DO THIS: Below are the records; reproduce all of them exactly but without any images.

EXERCISE MATERIAL:
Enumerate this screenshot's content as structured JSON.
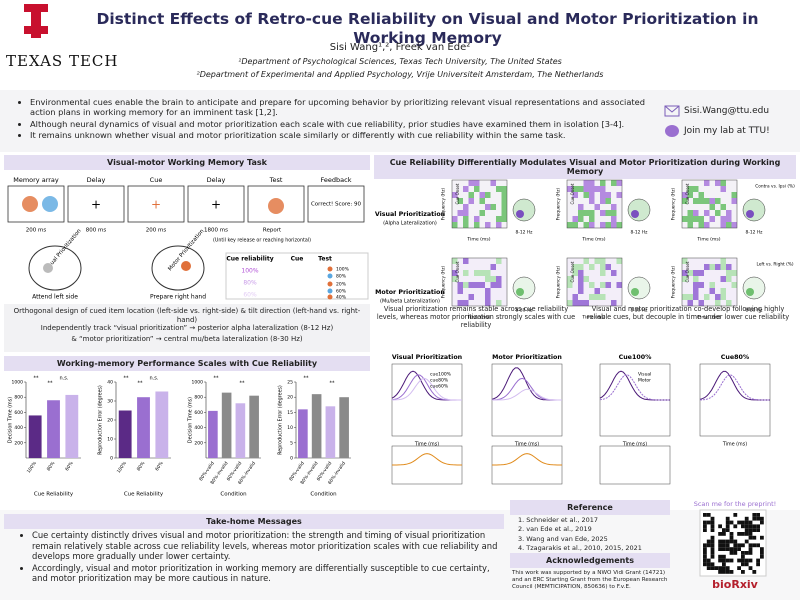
{
  "header": {
    "title": "Distinct Effects of Retro-cue Reliability on Visual and Motor Prioritization in Working Memory",
    "authors": "Sisi Wang¹,², Freek van Ede²",
    "affiliations": [
      "¹Department of Psychological Sciences, Texas Tech University, The United States",
      "²Department of Experimental and Applied Psychology, Vrije Universiteit Amsterdam, The Netherlands"
    ],
    "logo": "TEXAS TECH"
  },
  "contact": {
    "email": "Sisi.Wang@ttu.edu",
    "lab": "Join my lab at TTU!"
  },
  "intro": [
    "Environmental cues enable the brain to anticipate and prepare for upcoming behavior by prioritizing relevant visual representations and associated action plans in working memory for an imminent task [1,2].",
    "Although neural dynamics of visual and motor prioritization each scale with cue reliability, prior studies have examined them in isolation [3-4].",
    "It remains unknown whether visual and motor prioritization scale similarly or differently with cue reliability within the same task."
  ],
  "task": {
    "title": "Visual-motor Working Memory Task",
    "stages": [
      "Memory array",
      "Delay",
      "Cue",
      "Delay",
      "Test",
      "Feedback"
    ],
    "durations": [
      "200 ms",
      "800 ms",
      "200 ms",
      "1800 ms"
    ],
    "feedback": "Correct! Score: 90",
    "report": "Report",
    "report_note": "(Until key release or reaching horizontal)",
    "reliability_header": [
      "Cue reliability",
      "Cue",
      "Test"
    ],
    "reliability": [
      "100%",
      "80%",
      "60%"
    ],
    "test_pcts": [
      "100%",
      "80%",
      "20%",
      "60%",
      "40%"
    ],
    "head_labels": [
      "Visual Prioritization",
      "Motor Prioritization"
    ],
    "heads": [
      "Attend left side",
      "Prepare right hand"
    ],
    "design": "Orthogonal design of cued item location (left-side vs. right-side) & tilt direction (left-hand vs. right-hand)",
    "tracks": [
      "Independently track “visual prioritization” → posterior alpha lateralization (8-12 Hz)",
      "& “motor prioritization” → central mu/beta lateralization (8-30 Hz)"
    ]
  },
  "performance": {
    "title": "Working-memory Performance Scales with Cue Reliability",
    "charts": [
      {
        "ylabel": "Decision Time (ms)",
        "xlabel": "Cue Reliability",
        "categories": [
          "100%",
          "80%",
          "60%"
        ],
        "values": [
          560,
          760,
          830
        ],
        "colors": [
          "#5b2a86",
          "#9a6fd0",
          "#c9b2ea"
        ],
        "ylim": [
          0,
          1000
        ],
        "yticks": [
          200,
          400,
          600,
          800,
          1000
        ],
        "sig": [
          "**",
          "**",
          "n.s."
        ]
      },
      {
        "ylabel": "Reproduction Error (degrees)",
        "xlabel": "Cue Reliability",
        "categories": [
          "100%",
          "80%",
          "60%"
        ],
        "values": [
          25,
          32,
          35
        ],
        "colors": [
          "#5b2a86",
          "#9a6fd0",
          "#c9b2ea"
        ],
        "ylim": [
          0,
          40
        ],
        "yticks": [
          0,
          10,
          20,
          30,
          40
        ],
        "sig": [
          "**",
          "**",
          "n.s."
        ]
      },
      {
        "ylabel": "Decision Time (ms)",
        "xlabel": "Condition",
        "categories": [
          "80%-valid",
          "80%-invalid",
          "60%-valid",
          "60%-invalid"
        ],
        "values": [
          620,
          860,
          720,
          820
        ],
        "colors": [
          "#9a6fd0",
          "#8a8a8a",
          "#c9b2ea",
          "#8a8a8a"
        ],
        "ylim": [
          0,
          1000
        ],
        "yticks": [
          200,
          400,
          600,
          800,
          1000
        ],
        "sig": [
          "**",
          "**"
        ]
      },
      {
        "ylabel": "Reproduction Error (degrees)",
        "xlabel": "Condition",
        "categories": [
          "80%-valid",
          "80%-invalid",
          "60%-valid",
          "60%-invalid"
        ],
        "values": [
          16,
          21,
          17,
          20
        ],
        "colors": [
          "#9a6fd0",
          "#8a8a8a",
          "#c9b2ea",
          "#8a8a8a"
        ],
        "ylim": [
          0,
          25
        ],
        "yticks": [
          0,
          5,
          10,
          15,
          20,
          25
        ],
        "sig": [
          "**",
          "**"
        ]
      }
    ]
  },
  "eeg": {
    "title": "Cue Reliability Differentially Modulates Visual and Motor Prioritization during Working Memory",
    "columns": [
      "Cue 100%",
      "Cue 80%",
      "Cue 60%"
    ],
    "rows": [
      {
        "label": "Visual Prioritization",
        "sub": "(Alpha Lateralization)",
        "band": "8-12 Hz"
      },
      {
        "label": "Motor Prioritization",
        "sub": "(Mu/beta Lateralization)",
        "band": "8-30 Hz"
      }
    ],
    "ylabel": "Frequency (Hz)",
    "xlabel": "Time (ms)",
    "cue_onset": "Cue Onset",
    "colorbar": [
      "Contra vs. Ipsi (%)",
      "Left vs. Right (%)"
    ]
  },
  "findings": [
    {
      "text": "Visual prioritization remains stable across cue reliability levels, whereas motor prioritization strongly scales with cue reliability",
      "panels": [
        "Visual Prioritization",
        "Motor Prioritization"
      ],
      "legend": [
        "cue100%",
        "cue80%",
        "cue60%"
      ]
    },
    {
      "text": "Visual and motor prioritization co-develop following highly reliable cues, but decouple in time under lower cue reliability",
      "panels": [
        "Cue100%",
        "Cue80%"
      ],
      "legend": [
        "Visual",
        "Motor"
      ]
    }
  ],
  "takehome": {
    "title": "Take-home Messages",
    "items": [
      "Cue certainty distinctly drives visual and motor prioritization: the strength and timing of visual prioritization remain relatively stable across cue reliability levels, whereas motor prioritization scales with cue reliability and develops more gradually under lower certainty.",
      "Accordingly, visual and motor prioritization in working memory are differentially susceptible to cue certainty, and motor prioritization may be more cautious in nature."
    ]
  },
  "reference": {
    "title": "Reference",
    "items": [
      "1. Schneider et al., 2017",
      "2. van Ede et al., 2019",
      "3. Wang and van Ede, 2025",
      "4. Tzagarakis et al., 2010, 2015, 2021"
    ]
  },
  "ack": {
    "title": "Acknowledgements",
    "text": "This work was supported by a NWO Vidi Grant (14721) and an ERC Starting Grant from the European Research Council (MEMTICIPATION, 850636) to F.v.E."
  },
  "qr": {
    "caption": "Scan me for the preprint!",
    "brand": "bioRxiv"
  }
}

OUTPUT BELOW:
Enumerate this screenshot's content as structured JSON.
{
  "header": {
    "title": "Distinct Effects of Retro-cue Reliability on Visual and Motor Prioritization in Working Memory",
    "authors": "Sisi Wang¹,², Freek van Ede²",
    "affiliations": [
      "¹Department of Psychological Sciences, Texas Tech University, The United States",
      "²Department of Experimental and Applied Psychology, Vrije Universiteit Amsterdam, The Netherlands"
    ],
    "logo": "TEXAS TECH"
  },
  "contact": {
    "email": "Sisi.Wang@ttu.edu",
    "lab": "Join my lab at TTU!"
  },
  "intro": [
    "Environmental cues enable the brain to anticipate and prepare for upcoming behavior by prioritizing relevant visual representations and associated action plans in working memory for an imminent task [1,2].",
    "Although neural dynamics of visual and motor prioritization each scale with cue reliability, prior studies have examined them in isolation [3-4].",
    "It remains unknown whether visual and motor prioritization scale similarly or differently with cue reliability within the same task."
  ],
  "task": {
    "title": "Visual-motor Working Memory Task",
    "stages": [
      "Memory array",
      "Delay",
      "Cue",
      "Delay",
      "Test",
      "Feedback"
    ],
    "durations": [
      "200 ms",
      "800 ms",
      "200 ms",
      "1800 ms"
    ],
    "feedback": "Correct! Score: 90",
    "report": "Report",
    "report_note": "(Until key release or reaching horizontal)",
    "reliability_header": [
      "Cue reliability",
      "Cue",
      "Test"
    ],
    "reliability": [
      "100%",
      "80%",
      "60%"
    ],
    "test_pcts": [
      "100%",
      "80%",
      "20%",
      "60%",
      "40%"
    ],
    "head_labels": [
      "Visual Prioritization",
      "Motor Prioritization"
    ],
    "heads": [
      "Attend left side",
      "Prepare right hand"
    ],
    "design": "Orthogonal design of cued item location (left-side vs. right-side) & tilt direction (left-hand vs. right-hand)",
    "tracks": [
      "Independently track “visual prioritization” → posterior alpha lateralization (8-12 Hz)",
      "& “motor prioritization” → central mu/beta lateralization (8-30 Hz)"
    ]
  },
  "performance": {
    "title": "Working-memory Performance Scales with Cue Reliability",
    "charts": [
      {
        "ylabel": "Decision Time (ms)",
        "xlabel": "Cue Reliability",
        "categories": [
          "100%",
          "80%",
          "60%"
        ],
        "values": [
          560,
          760,
          830
        ],
        "colors": [
          "#5b2a86",
          "#9a6fd0",
          "#c9b2ea"
        ],
        "ylim": [
          0,
          1000
        ],
        "yticks": [
          200,
          400,
          600,
          800,
          1000
        ],
        "sig": [
          "**",
          "**",
          "n.s."
        ]
      },
      {
        "ylabel": "Reproduction Error (degrees)",
        "xlabel": "Cue Reliability",
        "categories": [
          "100%",
          "80%",
          "60%"
        ],
        "values": [
          25,
          32,
          35
        ],
        "colors": [
          "#5b2a86",
          "#9a6fd0",
          "#c9b2ea"
        ],
        "ylim": [
          0,
          40
        ],
        "yticks": [
          0,
          10,
          20,
          30,
          40
        ],
        "sig": [
          "**",
          "**",
          "n.s."
        ]
      },
      {
        "ylabel": "Decision Time (ms)",
        "xlabel": "Condition",
        "categories": [
          "80%-valid",
          "80%-invalid",
          "60%-valid",
          "60%-invalid"
        ],
        "values": [
          620,
          860,
          720,
          820
        ],
        "colors": [
          "#9a6fd0",
          "#8a8a8a",
          "#c9b2ea",
          "#8a8a8a"
        ],
        "ylim": [
          0,
          1000
        ],
        "yticks": [
          200,
          400,
          600,
          800,
          1000
        ],
        "sig": [
          "**",
          "**"
        ]
      },
      {
        "ylabel": "Reproduction Error (degrees)",
        "xlabel": "Condition",
        "categories": [
          "80%-valid",
          "80%-invalid",
          "60%-valid",
          "60%-invalid"
        ],
        "values": [
          16,
          21,
          17,
          20
        ],
        "colors": [
          "#9a6fd0",
          "#8a8a8a",
          "#c9b2ea",
          "#8a8a8a"
        ],
        "ylim": [
          0,
          25
        ],
        "yticks": [
          0,
          5,
          10,
          15,
          20,
          25
        ],
        "sig": [
          "**",
          "**"
        ]
      }
    ]
  },
  "eeg": {
    "title": "Cue Reliability Differentially Modulates Visual and Motor Prioritization during Working Memory",
    "columns": [
      "Cue 100%",
      "Cue 80%",
      "Cue 60%"
    ],
    "rows": [
      {
        "label": "Visual Prioritization",
        "sub": "(Alpha Lateralization)",
        "band": "8-12 Hz"
      },
      {
        "label": "Motor Prioritization",
        "sub": "(Mu/beta Lateralization)",
        "band": "8-30 Hz"
      }
    ],
    "ylabel": "Frequency (Hz)",
    "xlabel": "Time (ms)",
    "cue_onset": "Cue Onset",
    "colorbar": [
      "Contra vs. Ipsi (%)",
      "Left vs. Right (%)"
    ]
  },
  "findings": [
    {
      "text": "Visual prioritization remains stable across cue reliability levels, whereas motor prioritization strongly scales with cue reliability",
      "panels": [
        "Visual Prioritization",
        "Motor Prioritization"
      ],
      "legend": [
        "cue100%",
        "cue80%",
        "cue60%"
      ]
    },
    {
      "text": "Visual and motor prioritization co-develop following highly reliable cues, but decouple in time under lower cue reliability",
      "panels": [
        "Cue100%",
        "Cue80%"
      ],
      "legend": [
        "Visual",
        "Motor"
      ]
    }
  ],
  "takehome": {
    "title": "Take-home Messages",
    "items": [
      "Cue certainty distinctly drives visual and motor prioritization: the strength and timing of visual prioritization remain relatively stable across cue reliability levels, whereas motor prioritization scales with cue reliability and develops more gradually under lower certainty.",
      "Accordingly, visual and motor prioritization in working memory are differentially susceptible to cue certainty, and motor prioritization may be more cautious in nature."
    ]
  },
  "reference": {
    "title": "Reference",
    "items": [
      "1. Schneider et al., 2017",
      "2. van Ede et al., 2019",
      "3. Wang and van Ede, 2025",
      "4. Tzagarakis et al., 2010, 2015, 2021"
    ]
  },
  "ack": {
    "title": "Acknowledgements",
    "text": "This work was supported by a NWO Vidi Grant (14721) and an ERC Starting Grant from the European Research Council (MEMTICIPATION, 850636) to F.v.E."
  },
  "qr": {
    "caption": "Scan me for the preprint!",
    "brand": "bioRxiv"
  }
}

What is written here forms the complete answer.